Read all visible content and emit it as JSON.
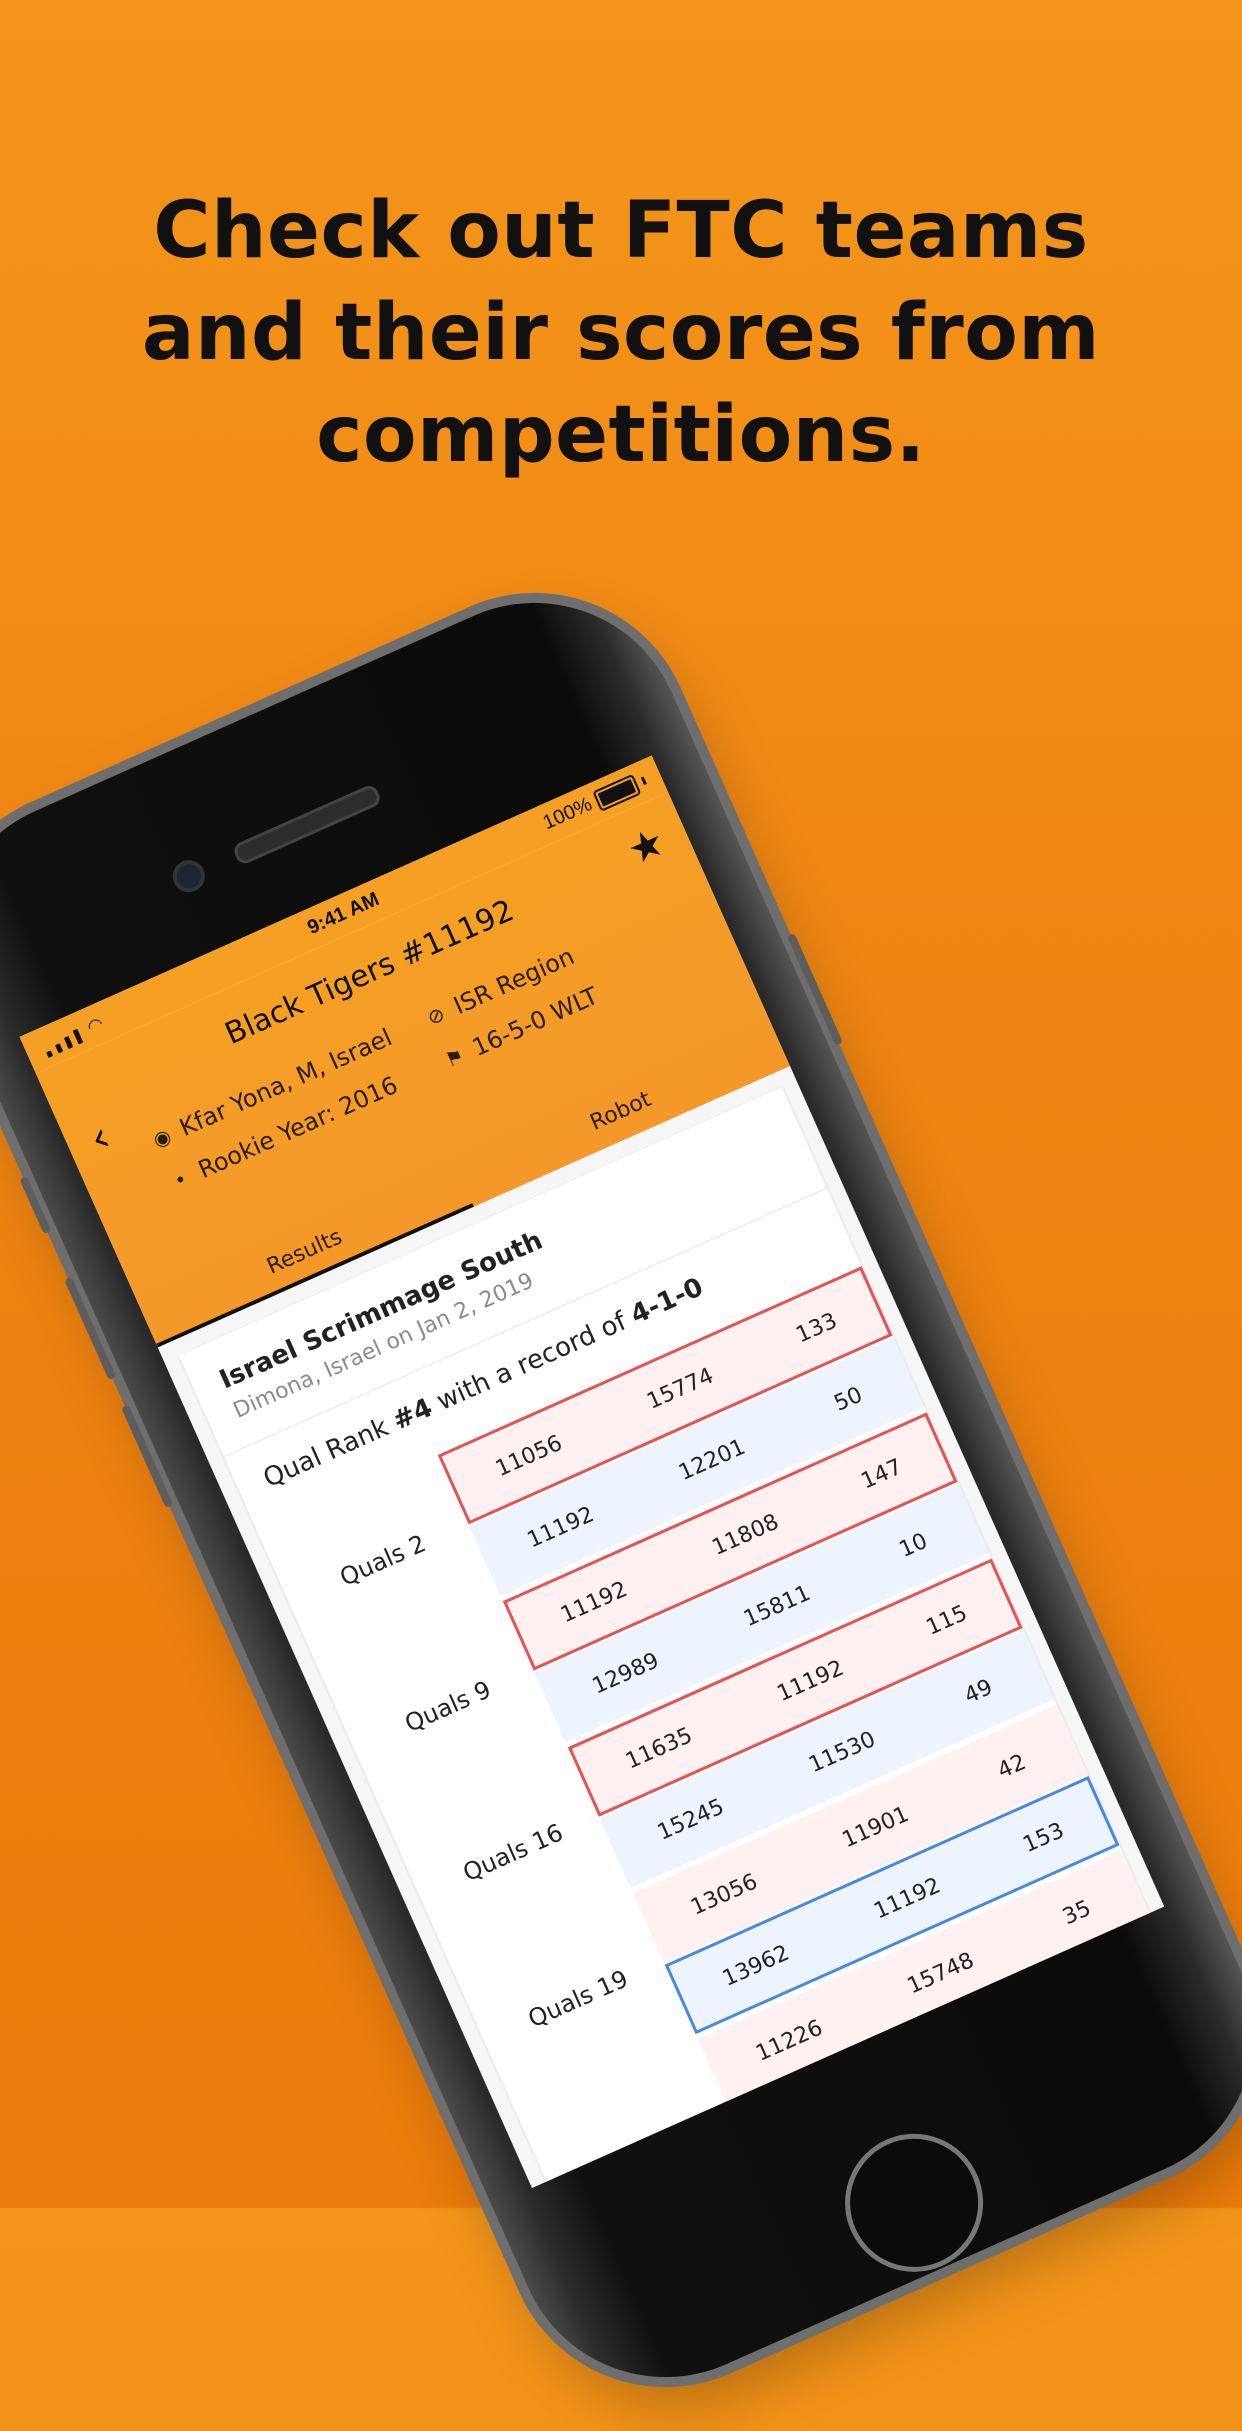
{
  "headline": {
    "line1": "Check out FTC teams",
    "line2": "and their scores from",
    "line3": "competitions."
  },
  "status_bar": {
    "time": "9:41 AM",
    "battery": "100%"
  },
  "header": {
    "team_title": "Black Tigers #11192",
    "location": "Kfar Yona, M, Israel",
    "rookie_year": "Rookie Year: 2016",
    "region": "ISR Region",
    "record": "16-5-0 WLT"
  },
  "icons": {
    "back": "chevron-left-icon",
    "star": "star-icon",
    "location": "map-pin-icon",
    "rookie": "lightbulb-icon",
    "region": "compass-icon",
    "record": "flag-icon"
  },
  "tabs": [
    {
      "label": "Results",
      "selected": true
    },
    {
      "label": "Robot",
      "selected": false
    }
  ],
  "event": {
    "name": "Israel Scrimmage South",
    "subtitle": "Dimona, Israel on Jan 2, 2019",
    "rank_prefix": "Qual Rank ",
    "rank": "#4",
    "rank_middle": " with a record of ",
    "record": "4-1-0"
  },
  "matches": [
    {
      "label": "Quals 2",
      "red": [
        "11056",
        "15774",
        "133"
      ],
      "blue": [
        "11192",
        "12201",
        "50"
      ],
      "winner": "red"
    },
    {
      "label": "Quals 9",
      "red": [
        "11192",
        "11808",
        "147"
      ],
      "blue": [
        "12989",
        "15811",
        "10"
      ],
      "winner": "red"
    },
    {
      "label": "Quals 16",
      "red": [
        "11635",
        "11192",
        "115"
      ],
      "blue": [
        "15245",
        "11530",
        "49"
      ],
      "winner": "red"
    },
    {
      "label": "Quals 19",
      "red": [
        "13056",
        "11901",
        "42"
      ],
      "blue": [
        "13962",
        "11192",
        "153"
      ],
      "winner": "blue"
    },
    {
      "label": "",
      "red": [
        "11226",
        "15748",
        "35"
      ],
      "blue": [
        "",
        "",
        ""
      ],
      "winner": ""
    }
  ],
  "colors": {
    "background": "#ef8512",
    "header": "#f5a024",
    "red_alliance_bg": "#fff1f1",
    "blue_alliance_bg": "#eef4fd",
    "red_win": "#e35353",
    "blue_win": "#4a88df"
  }
}
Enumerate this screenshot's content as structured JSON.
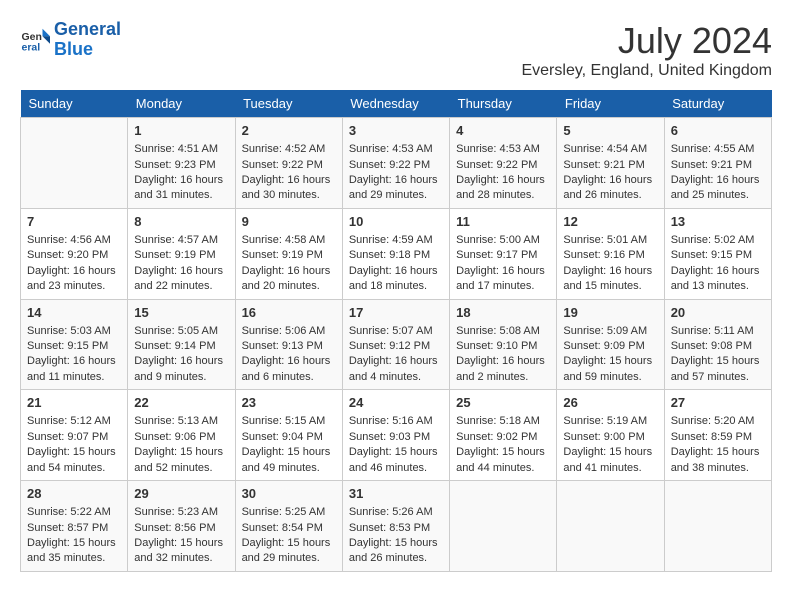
{
  "header": {
    "logo_line1": "General",
    "logo_line2": "Blue",
    "month_year": "July 2024",
    "location": "Eversley, England, United Kingdom"
  },
  "days_of_week": [
    "Sunday",
    "Monday",
    "Tuesday",
    "Wednesday",
    "Thursday",
    "Friday",
    "Saturday"
  ],
  "weeks": [
    [
      {
        "day": "",
        "info": ""
      },
      {
        "day": "1",
        "info": "Sunrise: 4:51 AM\nSunset: 9:23 PM\nDaylight: 16 hours\nand 31 minutes."
      },
      {
        "day": "2",
        "info": "Sunrise: 4:52 AM\nSunset: 9:22 PM\nDaylight: 16 hours\nand 30 minutes."
      },
      {
        "day": "3",
        "info": "Sunrise: 4:53 AM\nSunset: 9:22 PM\nDaylight: 16 hours\nand 29 minutes."
      },
      {
        "day": "4",
        "info": "Sunrise: 4:53 AM\nSunset: 9:22 PM\nDaylight: 16 hours\nand 28 minutes."
      },
      {
        "day": "5",
        "info": "Sunrise: 4:54 AM\nSunset: 9:21 PM\nDaylight: 16 hours\nand 26 minutes."
      },
      {
        "day": "6",
        "info": "Sunrise: 4:55 AM\nSunset: 9:21 PM\nDaylight: 16 hours\nand 25 minutes."
      }
    ],
    [
      {
        "day": "7",
        "info": "Sunrise: 4:56 AM\nSunset: 9:20 PM\nDaylight: 16 hours\nand 23 minutes."
      },
      {
        "day": "8",
        "info": "Sunrise: 4:57 AM\nSunset: 9:19 PM\nDaylight: 16 hours\nand 22 minutes."
      },
      {
        "day": "9",
        "info": "Sunrise: 4:58 AM\nSunset: 9:19 PM\nDaylight: 16 hours\nand 20 minutes."
      },
      {
        "day": "10",
        "info": "Sunrise: 4:59 AM\nSunset: 9:18 PM\nDaylight: 16 hours\nand 18 minutes."
      },
      {
        "day": "11",
        "info": "Sunrise: 5:00 AM\nSunset: 9:17 PM\nDaylight: 16 hours\nand 17 minutes."
      },
      {
        "day": "12",
        "info": "Sunrise: 5:01 AM\nSunset: 9:16 PM\nDaylight: 16 hours\nand 15 minutes."
      },
      {
        "day": "13",
        "info": "Sunrise: 5:02 AM\nSunset: 9:15 PM\nDaylight: 16 hours\nand 13 minutes."
      }
    ],
    [
      {
        "day": "14",
        "info": "Sunrise: 5:03 AM\nSunset: 9:15 PM\nDaylight: 16 hours\nand 11 minutes."
      },
      {
        "day": "15",
        "info": "Sunrise: 5:05 AM\nSunset: 9:14 PM\nDaylight: 16 hours\nand 9 minutes."
      },
      {
        "day": "16",
        "info": "Sunrise: 5:06 AM\nSunset: 9:13 PM\nDaylight: 16 hours\nand 6 minutes."
      },
      {
        "day": "17",
        "info": "Sunrise: 5:07 AM\nSunset: 9:12 PM\nDaylight: 16 hours\nand 4 minutes."
      },
      {
        "day": "18",
        "info": "Sunrise: 5:08 AM\nSunset: 9:10 PM\nDaylight: 16 hours\nand 2 minutes."
      },
      {
        "day": "19",
        "info": "Sunrise: 5:09 AM\nSunset: 9:09 PM\nDaylight: 15 hours\nand 59 minutes."
      },
      {
        "day": "20",
        "info": "Sunrise: 5:11 AM\nSunset: 9:08 PM\nDaylight: 15 hours\nand 57 minutes."
      }
    ],
    [
      {
        "day": "21",
        "info": "Sunrise: 5:12 AM\nSunset: 9:07 PM\nDaylight: 15 hours\nand 54 minutes."
      },
      {
        "day": "22",
        "info": "Sunrise: 5:13 AM\nSunset: 9:06 PM\nDaylight: 15 hours\nand 52 minutes."
      },
      {
        "day": "23",
        "info": "Sunrise: 5:15 AM\nSunset: 9:04 PM\nDaylight: 15 hours\nand 49 minutes."
      },
      {
        "day": "24",
        "info": "Sunrise: 5:16 AM\nSunset: 9:03 PM\nDaylight: 15 hours\nand 46 minutes."
      },
      {
        "day": "25",
        "info": "Sunrise: 5:18 AM\nSunset: 9:02 PM\nDaylight: 15 hours\nand 44 minutes."
      },
      {
        "day": "26",
        "info": "Sunrise: 5:19 AM\nSunset: 9:00 PM\nDaylight: 15 hours\nand 41 minutes."
      },
      {
        "day": "27",
        "info": "Sunrise: 5:20 AM\nSunset: 8:59 PM\nDaylight: 15 hours\nand 38 minutes."
      }
    ],
    [
      {
        "day": "28",
        "info": "Sunrise: 5:22 AM\nSunset: 8:57 PM\nDaylight: 15 hours\nand 35 minutes."
      },
      {
        "day": "29",
        "info": "Sunrise: 5:23 AM\nSunset: 8:56 PM\nDaylight: 15 hours\nand 32 minutes."
      },
      {
        "day": "30",
        "info": "Sunrise: 5:25 AM\nSunset: 8:54 PM\nDaylight: 15 hours\nand 29 minutes."
      },
      {
        "day": "31",
        "info": "Sunrise: 5:26 AM\nSunset: 8:53 PM\nDaylight: 15 hours\nand 26 minutes."
      },
      {
        "day": "",
        "info": ""
      },
      {
        "day": "",
        "info": ""
      },
      {
        "day": "",
        "info": ""
      }
    ]
  ]
}
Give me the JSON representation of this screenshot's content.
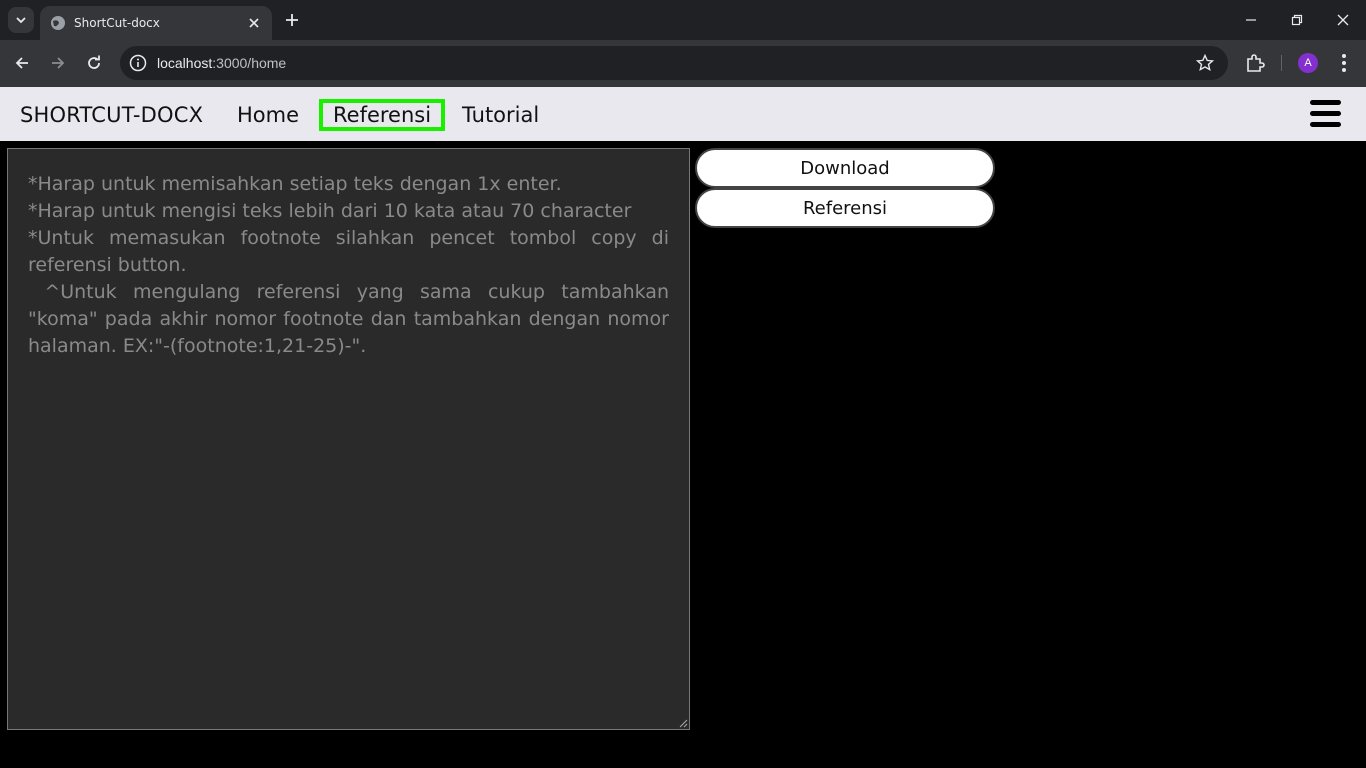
{
  "browser": {
    "tab_title": "ShortCut-docx",
    "url_host": "localhost",
    "url_path": ":3000/home",
    "avatar_letter": "A"
  },
  "navbar": {
    "brand": "SHORTCUT-DOCX",
    "links": [
      {
        "label": "Home"
      },
      {
        "label": "Referensi"
      },
      {
        "label": "Tutorial"
      }
    ],
    "active_highlight_color": "#19f000"
  },
  "editor": {
    "placeholder_lines": [
      "*Harap untuk memisahkan setiap teks dengan 1x enter.",
      "*Harap untuk mengisi teks lebih dari 10 kata atau 70 character",
      "*Untuk memasukan footnote silahkan pencet tombol copy di referensi button.",
      " ^Untuk mengulang referensi yang sama cukup tambahkan \"koma\" pada akhir nomor footnote dan tambahkan dengan nomor halaman. EX:\"-(footnote:1,21-25)-\"."
    ]
  },
  "actions": {
    "download_label": "Download",
    "referensi_label": "Referensi"
  }
}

## [Your goal]
Lines that hold "Quals" are the ones to copy; find all of them.

## [Task result]
      "label": "Quals 2",
      "label": "Quals 9",
      "label": "Quals 16",
      "label": "Quals 19",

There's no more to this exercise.